## INFORMATION PROVIDED

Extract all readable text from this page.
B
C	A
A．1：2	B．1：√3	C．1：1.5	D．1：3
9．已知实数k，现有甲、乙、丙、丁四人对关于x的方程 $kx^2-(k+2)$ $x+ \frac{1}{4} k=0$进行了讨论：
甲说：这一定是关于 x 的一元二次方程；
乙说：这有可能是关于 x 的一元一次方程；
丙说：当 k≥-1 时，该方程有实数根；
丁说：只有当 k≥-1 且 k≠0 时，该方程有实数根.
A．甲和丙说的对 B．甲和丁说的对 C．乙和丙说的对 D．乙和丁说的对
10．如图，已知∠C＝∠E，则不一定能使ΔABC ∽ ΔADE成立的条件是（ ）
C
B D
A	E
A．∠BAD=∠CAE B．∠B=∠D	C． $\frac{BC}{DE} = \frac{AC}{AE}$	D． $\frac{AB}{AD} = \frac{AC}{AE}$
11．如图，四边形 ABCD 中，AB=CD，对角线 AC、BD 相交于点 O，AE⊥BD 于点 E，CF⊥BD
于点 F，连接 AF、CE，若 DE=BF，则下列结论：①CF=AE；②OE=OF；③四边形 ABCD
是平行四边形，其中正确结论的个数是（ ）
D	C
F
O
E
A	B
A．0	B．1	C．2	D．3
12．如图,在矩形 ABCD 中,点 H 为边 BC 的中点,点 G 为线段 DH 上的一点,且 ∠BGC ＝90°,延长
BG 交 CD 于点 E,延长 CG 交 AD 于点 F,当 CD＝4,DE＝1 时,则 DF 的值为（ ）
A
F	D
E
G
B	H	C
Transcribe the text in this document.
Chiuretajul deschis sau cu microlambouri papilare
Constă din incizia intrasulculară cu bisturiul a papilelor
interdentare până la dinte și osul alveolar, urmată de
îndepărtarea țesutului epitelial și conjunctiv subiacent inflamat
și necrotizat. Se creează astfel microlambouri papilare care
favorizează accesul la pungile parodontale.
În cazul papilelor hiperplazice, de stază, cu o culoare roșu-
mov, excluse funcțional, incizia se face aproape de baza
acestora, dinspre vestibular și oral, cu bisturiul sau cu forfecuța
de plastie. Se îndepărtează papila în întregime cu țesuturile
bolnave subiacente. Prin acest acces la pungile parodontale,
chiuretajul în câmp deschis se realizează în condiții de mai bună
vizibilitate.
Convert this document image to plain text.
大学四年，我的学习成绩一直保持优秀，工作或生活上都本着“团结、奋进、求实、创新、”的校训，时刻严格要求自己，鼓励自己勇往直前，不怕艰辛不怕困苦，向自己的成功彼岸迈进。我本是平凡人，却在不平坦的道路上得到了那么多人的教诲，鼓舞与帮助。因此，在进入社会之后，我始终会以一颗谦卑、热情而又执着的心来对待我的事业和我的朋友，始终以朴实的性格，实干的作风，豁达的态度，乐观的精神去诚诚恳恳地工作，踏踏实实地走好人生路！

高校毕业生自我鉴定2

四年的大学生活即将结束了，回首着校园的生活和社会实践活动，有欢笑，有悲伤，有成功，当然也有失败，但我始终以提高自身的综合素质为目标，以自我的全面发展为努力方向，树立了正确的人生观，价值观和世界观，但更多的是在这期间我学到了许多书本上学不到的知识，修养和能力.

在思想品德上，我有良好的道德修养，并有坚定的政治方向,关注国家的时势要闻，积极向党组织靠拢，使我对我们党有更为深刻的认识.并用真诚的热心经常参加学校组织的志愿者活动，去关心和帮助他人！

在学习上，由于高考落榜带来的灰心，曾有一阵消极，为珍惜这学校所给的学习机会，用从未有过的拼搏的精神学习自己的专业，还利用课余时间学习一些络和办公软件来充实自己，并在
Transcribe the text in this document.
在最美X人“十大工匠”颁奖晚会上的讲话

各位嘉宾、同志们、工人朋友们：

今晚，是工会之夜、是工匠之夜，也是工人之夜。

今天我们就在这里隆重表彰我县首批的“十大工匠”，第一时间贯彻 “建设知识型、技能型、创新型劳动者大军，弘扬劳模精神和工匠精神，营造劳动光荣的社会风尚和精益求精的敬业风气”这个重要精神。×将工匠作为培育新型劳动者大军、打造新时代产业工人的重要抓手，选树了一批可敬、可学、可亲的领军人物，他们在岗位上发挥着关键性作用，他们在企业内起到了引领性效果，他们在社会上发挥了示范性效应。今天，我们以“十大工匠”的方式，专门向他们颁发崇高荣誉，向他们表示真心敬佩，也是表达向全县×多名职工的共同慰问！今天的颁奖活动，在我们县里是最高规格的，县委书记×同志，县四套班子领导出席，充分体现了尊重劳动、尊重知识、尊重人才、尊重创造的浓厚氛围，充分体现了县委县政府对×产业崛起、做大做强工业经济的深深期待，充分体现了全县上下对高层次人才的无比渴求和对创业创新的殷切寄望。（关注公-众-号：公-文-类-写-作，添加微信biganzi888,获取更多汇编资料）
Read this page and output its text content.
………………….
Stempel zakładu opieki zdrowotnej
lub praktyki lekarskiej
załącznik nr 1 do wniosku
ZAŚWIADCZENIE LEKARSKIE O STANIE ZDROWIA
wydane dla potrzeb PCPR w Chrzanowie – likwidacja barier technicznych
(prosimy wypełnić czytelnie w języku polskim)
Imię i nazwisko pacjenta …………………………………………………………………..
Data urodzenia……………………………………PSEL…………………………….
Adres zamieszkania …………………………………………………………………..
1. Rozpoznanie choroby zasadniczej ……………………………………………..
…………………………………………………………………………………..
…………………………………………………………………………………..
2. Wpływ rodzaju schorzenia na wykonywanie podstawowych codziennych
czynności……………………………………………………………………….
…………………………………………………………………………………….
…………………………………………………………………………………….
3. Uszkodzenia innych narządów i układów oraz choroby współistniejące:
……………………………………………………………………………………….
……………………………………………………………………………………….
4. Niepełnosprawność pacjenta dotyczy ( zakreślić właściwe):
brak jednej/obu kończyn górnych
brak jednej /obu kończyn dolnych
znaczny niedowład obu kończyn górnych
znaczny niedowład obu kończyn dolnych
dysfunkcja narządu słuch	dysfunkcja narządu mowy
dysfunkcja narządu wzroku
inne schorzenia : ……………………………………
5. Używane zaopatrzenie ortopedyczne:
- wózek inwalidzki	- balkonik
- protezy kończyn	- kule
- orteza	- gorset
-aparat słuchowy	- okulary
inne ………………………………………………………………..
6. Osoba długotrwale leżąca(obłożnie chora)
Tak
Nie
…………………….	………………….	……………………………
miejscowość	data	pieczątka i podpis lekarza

## PROBLEM
Return all of the entries exactly as they were supplied.

## COMPLETE ANSWER
Extract all readable text from this page.
B
C	A
A．1：2	B．1：√3	C．1：1.5	D．1：3
9．已知实数k，现有甲、乙、丙、丁四人对关于x的方程 $kx^2-(k+2)$ $x+ \frac{1}{4} k=0$进行了讨论：
甲说：这一定是关于 x 的一元二次方程；
乙说：这有可能是关于 x 的一元一次方程；
丙说：当 k≥-1 时，该方程有实数根；
丁说：只有当 k≥-1 且 k≠0 时，该方程有实数根.
A．甲和丙说的对 B．甲和丁说的对 C．乙和丙说的对 D．乙和丁说的对
10．如图，已知∠C＝∠E，则不一定能使ΔABC ∽ ΔADE成立的条件是（ ）
C
B D
A	E
A．∠BAD=∠CAE B．∠B=∠D	C． $\frac{BC}{DE} = \frac{AC}{AE}$	D． $\frac{AB}{AD} = \frac{AC}{AE}$
11．如图，四边形 ABCD 中，AB=CD，对角线 AC、BD 相交于点 O，AE⊥BD 于点 E，CF⊥BD
于点 F，连接 AF、CE，若 DE=BF，则下列结论：①CF=AE；②OE=OF；③四边形 ABCD
是平行四边形，其中正确结论的个数是（ ）
D	C
F
O
E
A	B
A．0	B．1	C．2	D．3
12．如图,在矩形 ABCD 中,点 H 为边 BC 的中点,点 G 为线段 DH 上的一点,且 ∠BGC ＝90°,延长
BG 交 CD 于点 E,延长 CG 交 AD 于点 F,当 CD＝4,DE＝1 时,则 DF 的值为（ ）
A
F	D
E
G
B	H	C
Transcribe the text in this document.
Chiuretajul deschis sau cu microlambouri papilare
Constă din incizia intrasulculară cu bisturiul a papilelor
interdentare până la dinte și osul alveolar, urmată de
îndepărtarea țesutului epitelial și conjunctiv subiacent inflamat
și necrotizat. Se creează astfel microlambouri papilare care
favorizează accesul la pungile parodontale.
În cazul papilelor hiperplazice, de stază, cu o culoare roșu-
mov, excluse funcțional, incizia se face aproape de baza
acestora, dinspre vestibular și oral, cu bisturiul sau cu forfecuța
de plastie. Se îndepărtează papila în întregime cu țesuturile
bolnave subiacente. Prin acest acces la pungile parodontale,
chiuretajul în câmp deschis se realizează în condiții de mai bună
vizibilitate.
Convert this document image to plain text.
大学四年，我的学习成绩一直保持优秀，工作或生活上都本着“团结、奋进、求实、创新、”的校训，时刻严格要求自己，鼓励自己勇往直前，不怕艰辛不怕困苦，向自己的成功彼岸迈进。我本是平凡人，却在不平坦的道路上得到了那么多人的教诲，鼓舞与帮助。因此，在进入社会之后，我始终会以一颗谦卑、热情而又执着的心来对待我的事业和我的朋友，始终以朴实的性格，实干的作风，豁达的态度，乐观的精神去诚诚恳恳地工作，踏踏实实地走好人生路！

高校毕业生自我鉴定2

四年的大学生活即将结束了，回首着校园的生活和社会实践活动，有欢笑，有悲伤，有成功，当然也有失败，但我始终以提高自身的综合素质为目标，以自我的全面发展为努力方向，树立了正确的人生观，价值观和世界观，但更多的是在这期间我学到了许多书本上学不到的知识，修养和能力.

在思想品德上，我有良好的道德修养，并有坚定的政治方向,关注国家的时势要闻，积极向党组织靠拢，使我对我们党有更为深刻的认识.并用真诚的热心经常参加学校组织的志愿者活动，去关心和帮助他人！

在学习上，由于高考落榜带来的灰心，曾有一阵消极，为珍惜这学校所给的学习机会，用从未有过的拼搏的精神学习自己的专业，还利用课余时间学习一些络和办公软件来充实自己，并在
Transcribe the text in this document.
在最美X人“十大工匠”颁奖晚会上的讲话

各位嘉宾、同志们、工人朋友们：

今晚，是工会之夜、是工匠之夜，也是工人之夜。

今天我们就在这里隆重表彰我县首批的“十大工匠”，第一时间贯彻 “建设知识型、技能型、创新型劳动者大军，弘扬劳模精神和工匠精神，营造劳动光荣的社会风尚和精益求精的敬业风气”这个重要精神。×将工匠作为培育新型劳动者大军、打造新时代产业工人的重要抓手，选树了一批可敬、可学、可亲的领军人物，他们在岗位上发挥着关键性作用，他们在企业内起到了引领性效果，他们在社会上发挥了示范性效应。今天，我们以“十大工匠”的方式，专门向他们颁发崇高荣誉，向他们表示真心敬佩，也是表达向全县×多名职工的共同慰问！今天的颁奖活动，在我们县里是最高规格的，县委书记×同志，县四套班子领导出席，充分体现了尊重劳动、尊重知识、尊重人才、尊重创造的浓厚氛围，充分体现了县委县政府对×产业崛起、做大做强工业经济的深深期待，充分体现了全县上下对高层次人才的无比渴求和对创业创新的殷切寄望。（关注公-众-号：公-文-类-写-作，添加微信biganzi888,获取更多汇编资料）
Read this page and output its text content.
………………….
Stempel zakładu opieki zdrowotnej
lub praktyki lekarskiej
załącznik nr 1 do wniosku
ZAŚWIADCZENIE LEKARSKIE O STANIE ZDROWIA
wydane dla potrzeb PCPR w Chrzanowie – likwidacja barier technicznych
(prosimy wypełnić czytelnie w języku polskim)
Imię i nazwisko pacjenta …………………………………………………………………..
Data urodzenia……………………………………PSEL…………………………….
Adres zamieszkania …………………………………………………………………..
1. Rozpoznanie choroby zasadniczej ……………………………………………..
…………………………………………………………………………………..
…………………………………………………………………………………..
2. Wpływ rodzaju schorzenia na wykonywanie podstawowych codziennych
czynności……………………………………………………………………….
…………………………………………………………………………………….
…………………………………………………………………………………….
3. Uszkodzenia innych narządów i układów oraz choroby współistniejące:
……………………………………………………………………………………….
……………………………………………………………………………………….
4. Niepełnosprawność pacjenta dotyczy ( zakreślić właściwe):
brak jednej/obu kończyn górnych
brak jednej /obu kończyn dolnych
znaczny niedowład obu kończyn górnych
znaczny niedowład obu kończyn dolnych
dysfunkcja narządu słuch	dysfunkcja narządu mowy
dysfunkcja narządu wzroku
inne schorzenia : ……………………………………
5. Używane zaopatrzenie ortopedyczne:
- wózek inwalidzki	- balkonik
- protezy kończyn	- kule
- orteza	- gorset
-aparat słuchowy	- okulary
inne ………………………………………………………………..
6. Osoba długotrwale leżąca(obłożnie chora)
Tak
Nie
…………………….	………………….	……………………………
miejscowość	data	pieczątka i podpis lekarza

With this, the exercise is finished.